Repeat each line word for word.

**** SUPPLIED DATA ****

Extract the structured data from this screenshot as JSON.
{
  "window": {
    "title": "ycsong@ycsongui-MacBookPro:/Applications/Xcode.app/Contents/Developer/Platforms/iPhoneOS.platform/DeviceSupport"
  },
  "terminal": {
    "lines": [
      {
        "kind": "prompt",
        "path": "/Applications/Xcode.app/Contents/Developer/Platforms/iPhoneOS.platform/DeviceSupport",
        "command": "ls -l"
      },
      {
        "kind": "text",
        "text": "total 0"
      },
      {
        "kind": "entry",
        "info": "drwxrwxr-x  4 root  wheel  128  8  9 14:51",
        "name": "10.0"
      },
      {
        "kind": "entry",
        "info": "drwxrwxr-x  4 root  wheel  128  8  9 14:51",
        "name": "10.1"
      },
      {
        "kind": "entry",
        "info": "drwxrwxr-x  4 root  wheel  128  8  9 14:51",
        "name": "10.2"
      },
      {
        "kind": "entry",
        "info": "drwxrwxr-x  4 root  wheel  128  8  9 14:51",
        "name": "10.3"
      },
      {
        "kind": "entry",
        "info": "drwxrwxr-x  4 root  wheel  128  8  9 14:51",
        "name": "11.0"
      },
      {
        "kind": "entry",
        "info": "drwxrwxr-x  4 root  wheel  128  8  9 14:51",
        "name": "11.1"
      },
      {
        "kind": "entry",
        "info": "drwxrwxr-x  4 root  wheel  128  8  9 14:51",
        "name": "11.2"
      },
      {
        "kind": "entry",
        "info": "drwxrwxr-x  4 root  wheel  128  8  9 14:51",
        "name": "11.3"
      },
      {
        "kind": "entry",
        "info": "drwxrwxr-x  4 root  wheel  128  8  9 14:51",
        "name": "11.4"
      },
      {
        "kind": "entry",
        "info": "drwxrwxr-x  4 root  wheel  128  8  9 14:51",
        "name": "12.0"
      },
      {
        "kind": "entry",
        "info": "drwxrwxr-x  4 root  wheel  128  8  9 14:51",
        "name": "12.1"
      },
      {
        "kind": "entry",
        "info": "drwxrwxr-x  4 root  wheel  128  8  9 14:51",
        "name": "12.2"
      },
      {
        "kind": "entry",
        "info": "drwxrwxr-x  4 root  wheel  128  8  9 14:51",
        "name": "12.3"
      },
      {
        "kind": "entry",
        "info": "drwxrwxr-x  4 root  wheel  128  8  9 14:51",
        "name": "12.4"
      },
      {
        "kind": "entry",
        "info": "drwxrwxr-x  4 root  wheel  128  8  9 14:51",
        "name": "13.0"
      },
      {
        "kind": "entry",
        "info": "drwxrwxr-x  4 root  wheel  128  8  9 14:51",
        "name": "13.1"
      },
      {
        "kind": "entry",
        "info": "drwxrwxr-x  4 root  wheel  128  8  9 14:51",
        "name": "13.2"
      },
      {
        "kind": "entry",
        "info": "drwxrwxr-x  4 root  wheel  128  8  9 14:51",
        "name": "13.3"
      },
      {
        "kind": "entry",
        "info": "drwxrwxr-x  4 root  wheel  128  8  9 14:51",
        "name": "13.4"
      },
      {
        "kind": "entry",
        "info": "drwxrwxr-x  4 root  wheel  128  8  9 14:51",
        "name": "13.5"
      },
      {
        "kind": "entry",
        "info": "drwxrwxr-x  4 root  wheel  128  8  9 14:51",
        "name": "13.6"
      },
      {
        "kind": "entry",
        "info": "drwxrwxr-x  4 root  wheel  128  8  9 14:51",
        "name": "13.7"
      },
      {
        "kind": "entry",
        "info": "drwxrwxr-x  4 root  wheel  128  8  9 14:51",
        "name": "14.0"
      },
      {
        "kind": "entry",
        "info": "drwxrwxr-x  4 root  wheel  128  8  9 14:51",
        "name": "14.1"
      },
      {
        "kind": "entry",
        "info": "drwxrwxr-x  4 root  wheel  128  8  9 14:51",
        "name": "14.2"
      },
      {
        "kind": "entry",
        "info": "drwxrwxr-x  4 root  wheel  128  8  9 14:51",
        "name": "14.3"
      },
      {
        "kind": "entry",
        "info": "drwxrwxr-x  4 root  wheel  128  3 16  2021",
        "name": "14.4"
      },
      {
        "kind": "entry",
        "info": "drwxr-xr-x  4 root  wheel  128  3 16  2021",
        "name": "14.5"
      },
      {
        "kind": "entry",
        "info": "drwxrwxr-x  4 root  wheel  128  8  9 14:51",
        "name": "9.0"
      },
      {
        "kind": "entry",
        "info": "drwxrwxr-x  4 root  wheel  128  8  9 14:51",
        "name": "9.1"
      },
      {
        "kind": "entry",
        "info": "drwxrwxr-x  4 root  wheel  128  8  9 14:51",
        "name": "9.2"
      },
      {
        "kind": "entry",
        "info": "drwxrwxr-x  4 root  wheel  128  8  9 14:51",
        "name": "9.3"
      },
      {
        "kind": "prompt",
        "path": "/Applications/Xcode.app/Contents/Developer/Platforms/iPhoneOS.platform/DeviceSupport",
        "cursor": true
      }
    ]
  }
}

****

FINISHED TASK:
Extract the structured data from this screenshot as JSON.
{
  "window": {
    "title": "ycsong@ycsongui-MacBookPro:/Applications/Xcode.app/Contents/Developer/Platforms/iPhoneOS.platform/DeviceSupport"
  },
  "terminal": {
    "lines": [
      {
        "kind": "prompt",
        "path": "/Applications/Xcode.app/Contents/Developer/Platforms/iPhoneOS.platform/DeviceSupport",
        "command": "ls -l"
      },
      {
        "kind": "text",
        "text": "total 0"
      },
      {
        "kind": "entry",
        "info": "drwxrwxr-x  4 root  wheel  128  8  9 14:51",
        "name": "10.0"
      },
      {
        "kind": "entry",
        "info": "drwxrwxr-x  4 root  wheel  128  8  9 14:51",
        "name": "10.1"
      },
      {
        "kind": "entry",
        "info": "drwxrwxr-x  4 root  wheel  128  8  9 14:51",
        "name": "10.2"
      },
      {
        "kind": "entry",
        "info": "drwxrwxr-x  4 root  wheel  128  8  9 14:51",
        "name": "10.3"
      },
      {
        "kind": "entry",
        "info": "drwxrwxr-x  4 root  wheel  128  8  9 14:51",
        "name": "11.0"
      },
      {
        "kind": "entry",
        "info": "drwxrwxr-x  4 root  wheel  128  8  9 14:51",
        "name": "11.1"
      },
      {
        "kind": "entry",
        "info": "drwxrwxr-x  4 root  wheel  128  8  9 14:51",
        "name": "11.2"
      },
      {
        "kind": "entry",
        "info": "drwxrwxr-x  4 root  wheel  128  8  9 14:51",
        "name": "11.3"
      },
      {
        "kind": "entry",
        "info": "drwxrwxr-x  4 root  wheel  128  8  9 14:51",
        "name": "11.4"
      },
      {
        "kind": "entry",
        "info": "drwxrwxr-x  4 root  wheel  128  8  9 14:51",
        "name": "12.0"
      },
      {
        "kind": "entry",
        "info": "drwxrwxr-x  4 root  wheel  128  8  9 14:51",
        "name": "12.1"
      },
      {
        "kind": "entry",
        "info": "drwxrwxr-x  4 root  wheel  128  8  9 14:51",
        "name": "12.2"
      },
      {
        "kind": "entry",
        "info": "drwxrwxr-x  4 root  wheel  128  8  9 14:51",
        "name": "12.3"
      },
      {
        "kind": "entry",
        "info": "drwxrwxr-x  4 root  wheel  128  8  9 14:51",
        "name": "12.4"
      },
      {
        "kind": "entry",
        "info": "drwxrwxr-x  4 root  wheel  128  8  9 14:51",
        "name": "13.0"
      },
      {
        "kind": "entry",
        "info": "drwxrwxr-x  4 root  wheel  128  8  9 14:51",
        "name": "13.1"
      },
      {
        "kind": "entry",
        "info": "drwxrwxr-x  4 root  wheel  128  8  9 14:51",
        "name": "13.2"
      },
      {
        "kind": "entry",
        "info": "drwxrwxr-x  4 root  wheel  128  8  9 14:51",
        "name": "13.3"
      },
      {
        "kind": "entry",
        "info": "drwxrwxr-x  4 root  wheel  128  8  9 14:51",
        "name": "13.4"
      },
      {
        "kind": "entry",
        "info": "drwxrwxr-x  4 root  wheel  128  8  9 14:51",
        "name": "13.5"
      },
      {
        "kind": "entry",
        "info": "drwxrwxr-x  4 root  wheel  128  8  9 14:51",
        "name": "13.6"
      },
      {
        "kind": "entry",
        "info": "drwxrwxr-x  4 root  wheel  128  8  9 14:51",
        "name": "13.7"
      },
      {
        "kind": "entry",
        "info": "drwxrwxr-x  4 root  wheel  128  8  9 14:51",
        "name": "14.0"
      },
      {
        "kind": "entry",
        "info": "drwxrwxr-x  4 root  wheel  128  8  9 14:51",
        "name": "14.1"
      },
      {
        "kind": "entry",
        "info": "drwxrwxr-x  4 root  wheel  128  8  9 14:51",
        "name": "14.2"
      },
      {
        "kind": "entry",
        "info": "drwxrwxr-x  4 root  wheel  128  8  9 14:51",
        "name": "14.3"
      },
      {
        "kind": "entry",
        "info": "drwxrwxr-x  4 root  wheel  128  3 16  2021",
        "name": "14.4"
      },
      {
        "kind": "entry",
        "info": "drwxr-xr-x  4 root  wheel  128  3 16  2021",
        "name": "14.5"
      },
      {
        "kind": "entry",
        "info": "drwxrwxr-x  4 root  wheel  128  8  9 14:51",
        "name": "9.0"
      },
      {
        "kind": "entry",
        "info": "drwxrwxr-x  4 root  wheel  128  8  9 14:51",
        "name": "9.1"
      },
      {
        "kind": "entry",
        "info": "drwxrwxr-x  4 root  wheel  128  8  9 14:51",
        "name": "9.2"
      },
      {
        "kind": "entry",
        "info": "drwxrwxr-x  4 root  wheel  128  8  9 14:51",
        "name": "9.3"
      },
      {
        "kind": "prompt",
        "path": "/Applications/Xcode.app/Contents/Developer/Platforms/iPhoneOS.platform/DeviceSupport",
        "cursor": true
      }
    ]
  }
}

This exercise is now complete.